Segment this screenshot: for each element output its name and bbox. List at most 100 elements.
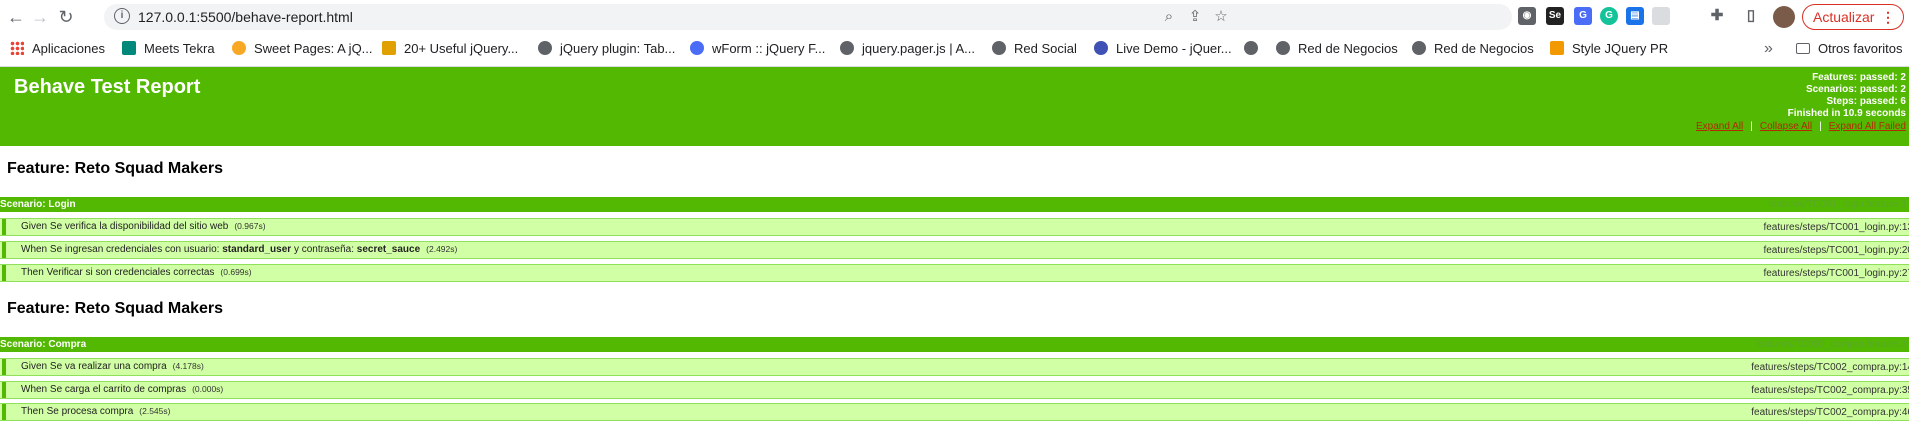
link-separator: | <box>1819 121 1822 132</box>
step-status-marker <box>2 404 6 420</box>
step-text: When Se carga el carrito de compras (0.00… <box>21 384 224 395</box>
scenario-location: features/TC001_login.feature:3 <box>1768 199 1906 210</box>
bookmark-apps[interactable]: Aplicaciones <box>10 41 105 56</box>
step-row[interactable]: When Se ingresan credenciales con usuari… <box>0 241 1909 259</box>
step-location: features/steps/TC001_login.py:27 <box>1763 268 1909 279</box>
menu-dots-icon: ⋮ <box>1881 9 1895 25</box>
step-status-marker <box>2 242 6 258</box>
step-status-marker <box>2 219 6 235</box>
update-button[interactable]: Actualizar ⋮ <box>1802 4 1904 30</box>
scenario-location: features/TC002_compra.feature:3 <box>1755 339 1906 350</box>
extensions-puzzle-icon[interactable]: ✚ <box>1708 7 1726 25</box>
collapse-all-link[interactable]: Collapse All <box>1760 121 1812 132</box>
scenario-name: Scenario: Compra <box>0 339 87 350</box>
blank-extension-icon[interactable] <box>1652 7 1670 25</box>
expand-all-link[interactable]: Expand All <box>1696 121 1743 132</box>
step-status-marker <box>2 359 6 375</box>
bookmark-red-de-negocios-1[interactable]: Red de Negocios <box>1276 41 1398 56</box>
back-icon[interactable]: ← <box>6 7 26 27</box>
step-arg-password: secret_sauce <box>356 244 421 255</box>
globe-icon <box>992 41 1006 55</box>
step-status-marker <box>2 265 6 281</box>
bookmark-style-jquery[interactable]: Style JQuery PR <box>1550 41 1668 56</box>
summary-features: Features: passed: 2 <box>1812 72 1906 83</box>
side-panel-icon[interactable]: ▯ <box>1742 7 1760 25</box>
step-location: features/steps/TC002_compra.py:46 <box>1751 407 1909 418</box>
bookmark-jquery-pager[interactable]: jquery.pager.js | A... <box>840 41 975 56</box>
globe-icon <box>1244 41 1258 55</box>
address-bar[interactable]: i 127.0.0.1:5500/behave-report.html ⌕ ⇪ … <box>104 4 1512 30</box>
update-label: Actualizar <box>1813 9 1875 25</box>
folder-icon <box>1796 43 1810 54</box>
scenario-header-login[interactable]: Scenario: Login features/TC001_login.fea… <box>0 197 1909 212</box>
step-row[interactable]: Given Se va realizar una compra (4.178s) … <box>0 358 1909 376</box>
globe-icon <box>840 41 854 55</box>
feature-title: Feature: Reto Squad Makers <box>7 160 224 177</box>
link-separator: | <box>1750 121 1753 132</box>
step-row[interactable]: Given Se verifica la disponibilidad del … <box>0 218 1909 236</box>
feature-title: Feature: Reto Squad Makers <box>7 300 224 317</box>
bookmark-meets-tekra[interactable]: Meets Tekra <box>122 41 215 56</box>
summary-scenarios: Scenarios: passed: 2 <box>1805 84 1906 95</box>
share-icon[interactable]: ⇪ <box>1185 7 1205 27</box>
bookmarks-overflow-icon[interactable]: » <box>1764 40 1773 58</box>
bookmark-globe[interactable] <box>1244 41 1266 56</box>
globe-icon <box>538 41 552 55</box>
other-favorites-folder[interactable]: Otros favoritos <box>1796 41 1903 56</box>
browser-toolbar: ← → ↻ i 127.0.0.1:5500/behave-report.htm… <box>0 0 1909 34</box>
step-row[interactable]: Then Se procesa compra (2.545s) features/… <box>0 403 1909 421</box>
step-text: Then Se procesa compra (2.545s) <box>21 406 171 417</box>
step-duration: (0.699s) <box>220 267 252 277</box>
grammarly-extension-icon[interactable]: G <box>1600 7 1618 25</box>
step-text: Given Se verifica la disponibilidad del … <box>21 221 266 232</box>
step-location: features/steps/TC002_compra.py:14 <box>1751 362 1909 373</box>
scenario-name: Scenario: Login <box>0 199 76 210</box>
bookmark-red-de-negocios-2[interactable]: Red de Negocios <box>1412 41 1534 56</box>
step-duration: (0.000s) <box>192 384 224 394</box>
step-location: features/steps/TC002_compra.py:35 <box>1751 385 1909 396</box>
report-title: Behave Test Report <box>14 76 201 98</box>
step-text: When Se ingresan credenciales con usuari… <box>21 244 458 255</box>
reload-icon[interactable]: ↻ <box>56 7 76 27</box>
bookmark-wform[interactable]: wForm :: jQuery F... <box>690 41 825 56</box>
step-location: features/steps/TC001_login.py:20 <box>1763 245 1909 256</box>
bookmark-jquery-plugin-tab[interactable]: jQuery plugin: Tab... <box>538 41 675 56</box>
step-arg-user: standard_user <box>222 244 292 255</box>
zoom-icon[interactable]: ⌕ <box>1159 7 1179 27</box>
apps-icon <box>10 41 24 55</box>
translate-extension-icon[interactable]: G <box>1574 7 1592 25</box>
bookmark-useful-jquery[interactable]: 20+ Useful jQuery... <box>382 41 518 56</box>
step-text: Given Se va realizar una compra (4.178s) <box>21 361 204 372</box>
forward-icon[interactable]: → <box>30 7 50 27</box>
step-duration: (2.492s) <box>426 244 458 254</box>
bookmark-red-social[interactable]: Red Social <box>992 41 1077 56</box>
url-text[interactable]: 127.0.0.1:5500/behave-report.html <box>138 9 353 25</box>
scenario-header-compra[interactable]: Scenario: Compra features/TC002_compra.f… <box>0 337 1909 352</box>
step-location: features/steps/TC001_login.py:13 <box>1763 222 1909 233</box>
sweet-pages-icon <box>232 41 246 55</box>
globe-icon <box>1276 41 1290 55</box>
bookmark-sweet-pages[interactable]: Sweet Pages: A jQ... <box>232 41 373 56</box>
summary-steps: Steps: passed: 6 <box>1826 96 1906 107</box>
expand-all-failed-link[interactable]: Expand All Failed <box>1829 121 1906 132</box>
site-info-icon[interactable]: i <box>114 8 130 24</box>
step-row[interactable]: When Se carga el carrito de compras (0.00… <box>0 381 1909 399</box>
e-icon <box>1094 41 1108 55</box>
docs-extension-icon[interactable]: ▤ <box>1626 7 1644 25</box>
summary-finished: Finished in 10.9 seconds <box>1787 108 1906 119</box>
report-summary: Features: passed: 2 Scenarios: passed: 2… <box>1788 72 1906 120</box>
profile-avatar[interactable] <box>1773 6 1795 28</box>
bookmark-star-icon[interactable]: ☆ <box>1211 7 1231 27</box>
u-icon <box>1550 41 1564 55</box>
bookmark-live-demo[interactable]: Live Demo - jQuer... <box>1094 41 1232 56</box>
report-header: Behave Test Report Features: passed: 2 S… <box>0 67 1909 146</box>
step-status-marker <box>2 382 6 398</box>
globe-icon <box>1412 41 1426 55</box>
expand-controls: Expand All | Collapse All | Expand All Faile… <box>1696 121 1906 132</box>
step-row[interactable]: Then Verificar si son credenciales corre… <box>0 264 1909 282</box>
selenium-extension-icon[interactable]: Se <box>1546 7 1564 25</box>
step-duration: (4.178s) <box>172 361 204 371</box>
camera-extension-icon[interactable]: ◉ <box>1518 7 1536 25</box>
bookmarks-bar: Aplicaciones Meets Tekra Sweet Pages: A … <box>0 34 1909 67</box>
w-icon <box>690 41 704 55</box>
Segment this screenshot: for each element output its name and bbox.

=-=-=-=-=

Copy the listing above line for line, without any changes. Leave out the pictures.

Segment this screenshot: for each element output its name and bbox. List at most 100 elements.
link-separator: | <box>1819 121 1822 132</box>
step-status-marker <box>2 404 6 420</box>
step-text: When Se carga el carrito de compras (0.00… <box>21 384 224 395</box>
scenario-location: features/TC001_login.feature:3 <box>1768 199 1906 210</box>
bookmark-apps[interactable]: Aplicaciones <box>10 41 105 56</box>
step-row[interactable]: When Se ingresan credenciales con usuari… <box>0 241 1909 259</box>
step-location: features/steps/TC001_login.py:27 <box>1763 268 1909 279</box>
menu-dots-icon: ⋮ <box>1881 9 1895 25</box>
step-status-marker <box>2 242 6 258</box>
step-status-marker <box>2 219 6 235</box>
update-button[interactable]: Actualizar ⋮ <box>1802 4 1904 30</box>
scenario-location: features/TC002_compra.feature:3 <box>1755 339 1906 350</box>
extensions-puzzle-icon[interactable]: ✚ <box>1708 7 1726 25</box>
collapse-all-link[interactable]: Collapse All <box>1760 121 1812 132</box>
scenario-name: Scenario: Compra <box>0 339 87 350</box>
blank-extension-icon[interactable] <box>1652 7 1670 25</box>
expand-all-link[interactable]: Expand All <box>1696 121 1743 132</box>
step-status-marker <box>2 359 6 375</box>
bookmark-red-de-negocios-1[interactable]: Red de Negocios <box>1276 41 1398 56</box>
back-icon[interactable]: ← <box>6 7 26 27</box>
step-arg-password: secret_sauce <box>356 244 421 255</box>
globe-icon <box>992 41 1006 55</box>
step-status-marker <box>2 265 6 281</box>
bookmark-style-jquery[interactable]: Style JQuery PR <box>1550 41 1668 56</box>
summary-features: Features: passed: 2 <box>1812 72 1906 83</box>
side-panel-icon[interactable]: ▯ <box>1742 7 1760 25</box>
step-location: features/steps/TC002_compra.py:46 <box>1751 407 1909 418</box>
bookmark-jquery-pager[interactable]: jquery.pager.js | A... <box>840 41 975 56</box>
globe-icon <box>1244 41 1258 55</box>
address-bar[interactable]: i 127.0.0.1:5500/behave-report.html ⌕ ⇪ … <box>104 4 1512 30</box>
update-label: Actualizar <box>1813 9 1875 25</box>
folder-icon <box>1796 43 1810 54</box>
scenario-header-login[interactable]: Scenario: Login features/TC001_login.fea… <box>0 197 1909 212</box>
step-row[interactable]: Given Se va realizar una compra (4.178s) … <box>0 358 1909 376</box>
globe-icon <box>840 41 854 55</box>
feature-title: Feature: Reto Squad Makers <box>7 160 224 177</box>
link-separator: | <box>1750 121 1753 132</box>
step-row[interactable]: Given Se verifica la disponibilidad del … <box>0 218 1909 236</box>
feature-title: Feature: Reto Squad Makers <box>7 300 224 317</box>
bookmark-meets-tekra[interactable]: Meets Tekra <box>122 41 215 56</box>
summary-scenarios: Scenarios: passed: 2 <box>1805 84 1906 95</box>
share-icon[interactable]: ⇪ <box>1185 7 1205 27</box>
bookmarks-overflow-icon[interactable]: » <box>1764 40 1773 58</box>
bookmark-globe[interactable] <box>1244 41 1266 56</box>
globe-icon <box>538 41 552 55</box>
other-favorites-folder[interactable]: Otros favoritos <box>1796 41 1903 56</box>
browser-toolbar: ← → ↻ i 127.0.0.1:5500/behave-report.htm… <box>0 0 1909 34</box>
step-row[interactable]: Then Se procesa compra (2.545s) features/… <box>0 403 1909 421</box>
step-text: Then Se procesa compra (2.545s) <box>21 406 171 417</box>
step-duration: (0.699s) <box>220 267 252 277</box>
grammarly-extension-icon[interactable]: G <box>1600 7 1618 25</box>
step-text: Given Se verifica la disponibilidad del … <box>21 221 266 232</box>
step-location: features/steps/TC002_compra.py:14 <box>1751 362 1909 373</box>
scenario-name: Scenario: Login <box>0 199 76 210</box>
bookmark-red-de-negocios-2[interactable]: Red de Negocios <box>1412 41 1534 56</box>
step-duration: (0.000s) <box>192 384 224 394</box>
step-location: features/steps/TC002_compra.py:35 <box>1751 385 1909 396</box>
report-title: Behave Test Report <box>14 76 201 98</box>
step-text: When Se ingresan credenciales con usuari… <box>21 244 458 255</box>
reload-icon[interactable]: ↻ <box>56 7 76 27</box>
bookmark-wform[interactable]: wForm :: jQuery F... <box>690 41 825 56</box>
step-location: features/steps/TC001_login.py:20 <box>1763 245 1909 256</box>
bookmark-jquery-plugin-tab[interactable]: jQuery plugin: Tab... <box>538 41 675 56</box>
step-arg-user: standard_user <box>222 244 292 255</box>
zoom-icon[interactable]: ⌕ <box>1159 7 1179 27</box>
apps-icon <box>10 41 24 55</box>
translate-extension-icon[interactable]: G <box>1574 7 1592 25</box>
bookmark-useful-jquery[interactable]: 20+ Useful jQuery... <box>382 41 518 56</box>
step-text: Given Se va realizar una compra (4.178s) <box>21 361 204 372</box>
forward-icon[interactable]: → <box>30 7 50 27</box>
step-duration: (2.492s) <box>426 244 458 254</box>
bookmark-red-social[interactable]: Red Social <box>992 41 1077 56</box>
url-text[interactable]: 127.0.0.1:5500/behave-report.html <box>138 9 353 25</box>
scenario-header-compra[interactable]: Scenario: Compra features/TC002_compra.f… <box>0 337 1909 352</box>
step-location: features/steps/TC001_login.py:13 <box>1763 222 1909 233</box>
sweet-pages-icon <box>232 41 246 55</box>
globe-icon <box>1276 41 1290 55</box>
bookmark-sweet-pages[interactable]: Sweet Pages: A jQ... <box>232 41 373 56</box>
summary-steps: Steps: passed: 6 <box>1826 96 1906 107</box>
expand-all-failed-link[interactable]: Expand All Failed <box>1829 121 1906 132</box>
site-info-icon[interactable]: i <box>114 8 130 24</box>
step-row[interactable]: When Se carga el carrito de compras (0.00… <box>0 381 1909 399</box>
e-icon <box>1094 41 1108 55</box>
docs-extension-icon[interactable]: ▤ <box>1626 7 1644 25</box>
summary-finished: Finished in 10.9 seconds <box>1787 108 1906 119</box>
report-summary: Features: passed: 2 Scenarios: passed: 2… <box>1788 72 1906 120</box>
profile-avatar[interactable] <box>1773 6 1795 28</box>
bookmark-star-icon[interactable]: ☆ <box>1211 7 1231 27</box>
u-icon <box>1550 41 1564 55</box>
bookmark-live-demo[interactable]: Live Demo - jQuer... <box>1094 41 1232 56</box>
report-header: Behave Test Report Features: passed: 2 S… <box>0 67 1909 146</box>
step-status-marker <box>2 382 6 398</box>
globe-icon <box>1412 41 1426 55</box>
expand-controls: Expand All | Collapse All | Expand All Faile… <box>1696 121 1906 132</box>
step-row[interactable]: Then Verificar si son credenciales corre… <box>0 264 1909 282</box>
selenium-extension-icon[interactable]: Se <box>1546 7 1564 25</box>
step-duration: (4.178s) <box>172 361 204 371</box>
camera-extension-icon[interactable]: ◉ <box>1518 7 1536 25</box>
bookmarks-bar: Aplicaciones Meets Tekra Sweet Pages: A … <box>0 34 1909 67</box>
w-icon <box>690 41 704 55</box>
Segment this screenshot: for each element output its name and bbox.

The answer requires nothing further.